What are auxiliary aids and why do they matter?

I was having a rummage around the attic in my parents’ house over the weekend and came across a blast from the past: my old radio aids from school.

My radio aid clipped onto my belt and had a wire that plugged into my hearing aid. My teachers or my mum would wear a microphone around their neck. And hey presto, everything said would be amplified remotely into my hearing aids.

They weren’t perfect. I could only hear what the teacher was saying, not my best friend sitting next to me. They sometimes amplified wider background noises. And, of course, the teacher would sometimes forget to turn the microphone off. Let’s just say I’ve been subject to conversations in the staff room that I really shouldn’t have.

But it did the job. I could follow lessons in the classroom. And my Mum could do her job and help me develop language. And other children loved the fact I could give them a 5 minute warning of when the teacher would be back from the staff room.

Radio aids like mine are often cited as an example of an “auxiliary aid”. It sounds like something from Star Trek but they are basically things that help disabled children in the classroom. They could also include, for example, communication support workers. Lots of deaf children get this kind of support because they have a statement of special educational need that says this help is needed. But most deaf children don’t have a statement and therefore no entitlement to this help if they need it.

Around 18 months ago, the previous Government passed a law, with cross-party support, that would legally require schools to provide auxiliary aids as a “reasonable adjustment”. In other words, schools better have a very good excuse if they didn’t provide it, if needed. A consultation has just closed on whether the Government should go ahead and bring this law into force. Better late than never.

It’s a really important change to the law and will introduce a new safeguard to help sure deaf children get the help they need. I needed it 20 years ago and deaf children today need it now. If the Government don’t hurry up and bring it into force, I’m going to seriously question their commitment to helping deaf children.

● COLLECTED MATERIAL:
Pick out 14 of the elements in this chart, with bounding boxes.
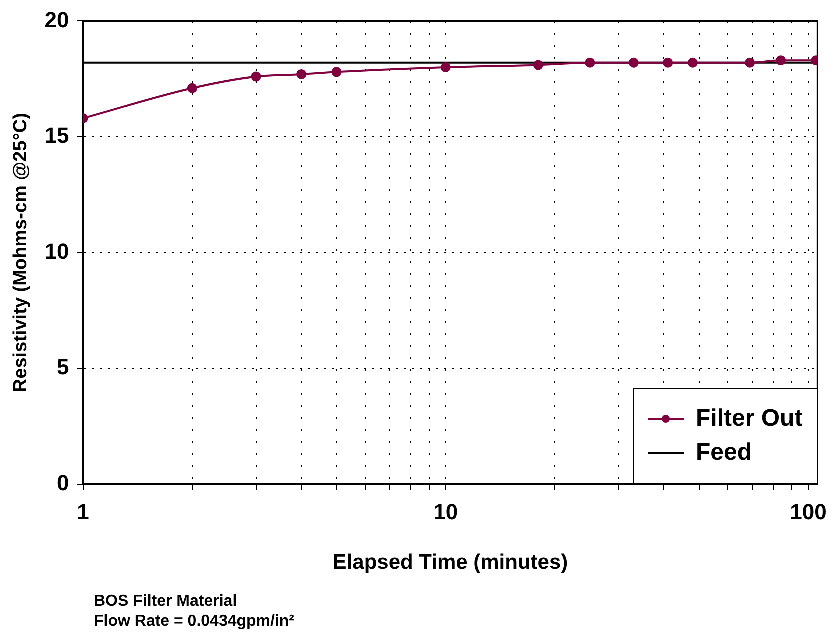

● EXERCISE 1: In the text on auxiliary aids, what did the teachers or the writer's mum wear around their neck?
● EXERCISE 2: Copy part of the auxiliary aids text word for word. Begin at the words "My radio aid" and stop after "really shouldn’t have.".

● CORRECT RESPONSE 1: A microphone.

● CORRECT RESPONSE 2:
My radio aid clipped onto my belt and had a wire that plugged into my hearing aid. My teachers or my mum would wear a microphone around their neck. And hey presto, everything said would be amplified remotely into my hearing aids.

They weren’t perfect. I could only hear what the teacher was saying, not my best friend sitting next to me. They sometimes amplified wider background noises. And, of course, the teacher would sometimes forget to turn the microphone off. Let’s just say I’ve been subject to conversations in the staff room that I really shouldn’t have.